Element and box listings
+ + + + + + +

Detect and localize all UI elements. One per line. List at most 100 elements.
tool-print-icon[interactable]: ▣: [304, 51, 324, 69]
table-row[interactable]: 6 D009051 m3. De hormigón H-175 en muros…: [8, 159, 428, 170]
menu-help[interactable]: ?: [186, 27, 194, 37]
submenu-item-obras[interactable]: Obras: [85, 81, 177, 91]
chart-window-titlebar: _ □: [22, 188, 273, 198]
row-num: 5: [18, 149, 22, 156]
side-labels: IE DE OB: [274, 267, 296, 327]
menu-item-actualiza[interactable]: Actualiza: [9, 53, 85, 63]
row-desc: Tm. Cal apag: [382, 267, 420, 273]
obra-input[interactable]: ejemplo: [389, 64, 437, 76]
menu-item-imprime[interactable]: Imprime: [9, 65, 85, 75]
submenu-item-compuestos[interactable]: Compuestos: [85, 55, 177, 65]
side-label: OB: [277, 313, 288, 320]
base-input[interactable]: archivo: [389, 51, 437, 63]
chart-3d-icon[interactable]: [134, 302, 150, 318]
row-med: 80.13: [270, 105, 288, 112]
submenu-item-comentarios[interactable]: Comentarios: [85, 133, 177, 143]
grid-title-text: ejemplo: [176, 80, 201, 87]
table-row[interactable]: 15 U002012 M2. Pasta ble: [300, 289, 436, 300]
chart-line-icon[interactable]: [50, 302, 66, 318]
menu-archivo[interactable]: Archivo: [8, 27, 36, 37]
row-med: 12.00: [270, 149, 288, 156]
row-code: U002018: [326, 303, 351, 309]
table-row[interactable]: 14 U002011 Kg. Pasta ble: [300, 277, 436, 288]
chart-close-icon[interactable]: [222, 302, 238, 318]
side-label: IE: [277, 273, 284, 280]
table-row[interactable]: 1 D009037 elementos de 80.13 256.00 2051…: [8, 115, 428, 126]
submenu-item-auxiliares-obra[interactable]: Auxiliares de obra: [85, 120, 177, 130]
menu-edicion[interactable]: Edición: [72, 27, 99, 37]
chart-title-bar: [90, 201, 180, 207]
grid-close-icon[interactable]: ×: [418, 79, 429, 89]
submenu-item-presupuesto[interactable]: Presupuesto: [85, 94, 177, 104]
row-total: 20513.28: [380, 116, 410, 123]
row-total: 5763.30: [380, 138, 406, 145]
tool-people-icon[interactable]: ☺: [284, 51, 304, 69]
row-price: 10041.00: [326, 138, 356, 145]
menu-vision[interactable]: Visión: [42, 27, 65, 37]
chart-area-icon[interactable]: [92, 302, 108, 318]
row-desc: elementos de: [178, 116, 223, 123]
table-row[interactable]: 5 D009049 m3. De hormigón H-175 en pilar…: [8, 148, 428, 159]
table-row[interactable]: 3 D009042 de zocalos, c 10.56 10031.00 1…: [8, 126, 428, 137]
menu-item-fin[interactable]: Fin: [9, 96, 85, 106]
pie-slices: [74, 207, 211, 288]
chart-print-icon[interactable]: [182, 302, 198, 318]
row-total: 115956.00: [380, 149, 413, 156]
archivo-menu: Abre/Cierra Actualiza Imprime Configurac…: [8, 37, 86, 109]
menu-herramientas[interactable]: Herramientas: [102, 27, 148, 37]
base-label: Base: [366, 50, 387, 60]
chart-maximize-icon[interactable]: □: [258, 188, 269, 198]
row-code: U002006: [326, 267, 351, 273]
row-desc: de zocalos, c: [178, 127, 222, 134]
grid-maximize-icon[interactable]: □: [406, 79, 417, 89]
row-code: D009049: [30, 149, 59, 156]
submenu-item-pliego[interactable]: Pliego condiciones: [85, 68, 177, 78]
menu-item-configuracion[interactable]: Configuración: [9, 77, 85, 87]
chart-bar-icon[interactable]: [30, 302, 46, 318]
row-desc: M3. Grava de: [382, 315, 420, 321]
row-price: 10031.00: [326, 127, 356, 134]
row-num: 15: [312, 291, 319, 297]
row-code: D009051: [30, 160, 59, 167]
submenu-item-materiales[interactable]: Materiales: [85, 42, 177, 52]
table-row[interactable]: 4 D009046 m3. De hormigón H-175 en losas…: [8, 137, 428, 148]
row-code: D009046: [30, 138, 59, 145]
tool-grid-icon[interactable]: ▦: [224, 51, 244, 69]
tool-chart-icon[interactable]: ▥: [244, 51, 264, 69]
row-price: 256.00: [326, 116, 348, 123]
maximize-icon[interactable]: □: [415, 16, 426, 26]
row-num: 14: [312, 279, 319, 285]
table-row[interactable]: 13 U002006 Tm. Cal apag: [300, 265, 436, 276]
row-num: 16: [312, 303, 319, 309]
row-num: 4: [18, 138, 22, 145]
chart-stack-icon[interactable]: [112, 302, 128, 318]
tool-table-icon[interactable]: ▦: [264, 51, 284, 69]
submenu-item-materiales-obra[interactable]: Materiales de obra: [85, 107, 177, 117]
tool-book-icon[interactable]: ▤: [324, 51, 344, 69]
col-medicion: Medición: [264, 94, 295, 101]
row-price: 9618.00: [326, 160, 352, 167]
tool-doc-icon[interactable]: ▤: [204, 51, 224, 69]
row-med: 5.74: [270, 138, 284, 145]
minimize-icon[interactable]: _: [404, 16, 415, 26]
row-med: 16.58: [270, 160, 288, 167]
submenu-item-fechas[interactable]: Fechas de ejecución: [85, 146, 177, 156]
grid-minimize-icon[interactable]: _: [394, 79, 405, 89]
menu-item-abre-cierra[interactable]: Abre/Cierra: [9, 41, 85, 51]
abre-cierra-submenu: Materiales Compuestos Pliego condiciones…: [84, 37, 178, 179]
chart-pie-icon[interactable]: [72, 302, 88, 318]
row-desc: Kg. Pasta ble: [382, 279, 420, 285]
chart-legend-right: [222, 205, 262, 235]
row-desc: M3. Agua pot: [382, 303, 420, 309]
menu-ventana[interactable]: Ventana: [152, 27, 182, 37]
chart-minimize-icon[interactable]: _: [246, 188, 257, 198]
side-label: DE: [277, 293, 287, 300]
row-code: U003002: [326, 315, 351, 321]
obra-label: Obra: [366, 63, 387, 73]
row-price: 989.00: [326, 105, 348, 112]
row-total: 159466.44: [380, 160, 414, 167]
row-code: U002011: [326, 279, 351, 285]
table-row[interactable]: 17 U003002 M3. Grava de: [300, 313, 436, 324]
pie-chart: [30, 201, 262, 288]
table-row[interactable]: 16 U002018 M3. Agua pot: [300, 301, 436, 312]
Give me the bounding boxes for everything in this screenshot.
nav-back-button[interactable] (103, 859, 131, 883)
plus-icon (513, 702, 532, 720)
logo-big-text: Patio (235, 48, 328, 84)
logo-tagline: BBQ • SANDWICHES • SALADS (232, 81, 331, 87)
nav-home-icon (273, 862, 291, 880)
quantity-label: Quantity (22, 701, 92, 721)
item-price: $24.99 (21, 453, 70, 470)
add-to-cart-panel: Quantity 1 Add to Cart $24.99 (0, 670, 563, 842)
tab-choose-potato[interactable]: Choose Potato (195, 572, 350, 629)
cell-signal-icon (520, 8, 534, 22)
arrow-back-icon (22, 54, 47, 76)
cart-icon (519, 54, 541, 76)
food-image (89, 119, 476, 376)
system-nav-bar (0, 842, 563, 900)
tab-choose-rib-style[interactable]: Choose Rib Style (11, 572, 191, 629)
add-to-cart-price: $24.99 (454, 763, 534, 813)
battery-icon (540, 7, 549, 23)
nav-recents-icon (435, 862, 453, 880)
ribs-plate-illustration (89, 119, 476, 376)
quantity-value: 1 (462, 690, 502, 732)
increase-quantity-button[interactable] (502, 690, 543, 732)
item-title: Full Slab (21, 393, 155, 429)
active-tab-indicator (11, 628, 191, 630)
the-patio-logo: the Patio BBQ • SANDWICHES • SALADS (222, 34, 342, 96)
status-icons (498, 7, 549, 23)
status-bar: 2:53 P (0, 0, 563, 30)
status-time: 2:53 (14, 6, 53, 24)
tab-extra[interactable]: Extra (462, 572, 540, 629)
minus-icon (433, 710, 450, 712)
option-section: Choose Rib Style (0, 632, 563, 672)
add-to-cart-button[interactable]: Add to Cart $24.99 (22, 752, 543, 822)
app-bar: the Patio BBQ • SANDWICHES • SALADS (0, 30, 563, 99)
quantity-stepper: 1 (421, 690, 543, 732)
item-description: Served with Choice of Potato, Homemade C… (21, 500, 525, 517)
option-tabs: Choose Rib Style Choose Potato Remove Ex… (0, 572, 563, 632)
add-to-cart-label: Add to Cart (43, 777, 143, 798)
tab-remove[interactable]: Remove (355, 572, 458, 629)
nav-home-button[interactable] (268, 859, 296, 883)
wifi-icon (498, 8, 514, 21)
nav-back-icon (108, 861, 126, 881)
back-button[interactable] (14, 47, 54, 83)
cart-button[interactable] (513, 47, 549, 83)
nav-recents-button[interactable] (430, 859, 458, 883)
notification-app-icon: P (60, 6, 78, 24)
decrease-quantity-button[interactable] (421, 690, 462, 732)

+ + + + + + +

Please write out the records above from the start through the line containing "side-label: IE: [277, 273, 284, 280]", including both ends.

Detect and localize all UI elements. One per line. List at most 100 elements.
tool-print-icon[interactable]: ▣: [304, 51, 324, 69]
table-row[interactable]: 6 D009051 m3. De hormigón H-175 en muros…: [8, 159, 428, 170]
menu-help[interactable]: ?: [186, 27, 194, 37]
submenu-item-obras[interactable]: Obras: [85, 81, 177, 91]
chart-window-titlebar: _ □: [22, 188, 273, 198]
row-num: 5: [18, 149, 22, 156]
side-labels: IE DE OB: [274, 267, 296, 327]
menu-item-actualiza[interactable]: Actualiza: [9, 53, 85, 63]
row-desc: Tm. Cal apag: [382, 267, 420, 273]
obra-input[interactable]: ejemplo: [389, 64, 437, 76]
menu-item-imprime[interactable]: Imprime: [9, 65, 85, 75]
submenu-item-compuestos[interactable]: Compuestos: [85, 55, 177, 65]
side-label: OB: [277, 313, 288, 320]
base-input[interactable]: archivo: [389, 51, 437, 63]
chart-3d-icon[interactable]: [134, 302, 150, 318]
row-med: 80.13: [270, 105, 288, 112]
submenu-item-comentarios[interactable]: Comentarios: [85, 133, 177, 143]
grid-title-text: ejemplo: [176, 80, 201, 87]
table-row[interactable]: 15 U002012 M2. Pasta ble: [300, 289, 436, 300]
chart-line-icon[interactable]: [50, 302, 66, 318]
menu-archivo[interactable]: Archivo: [8, 27, 36, 37]
row-med: 12.00: [270, 149, 288, 156]
row-code: U002018: [326, 303, 351, 309]
table-row[interactable]: 14 U002011 Kg. Pasta ble: [300, 277, 436, 288]
chart-close-icon[interactable]: [222, 302, 238, 318]
side-label: IE: [277, 273, 284, 280]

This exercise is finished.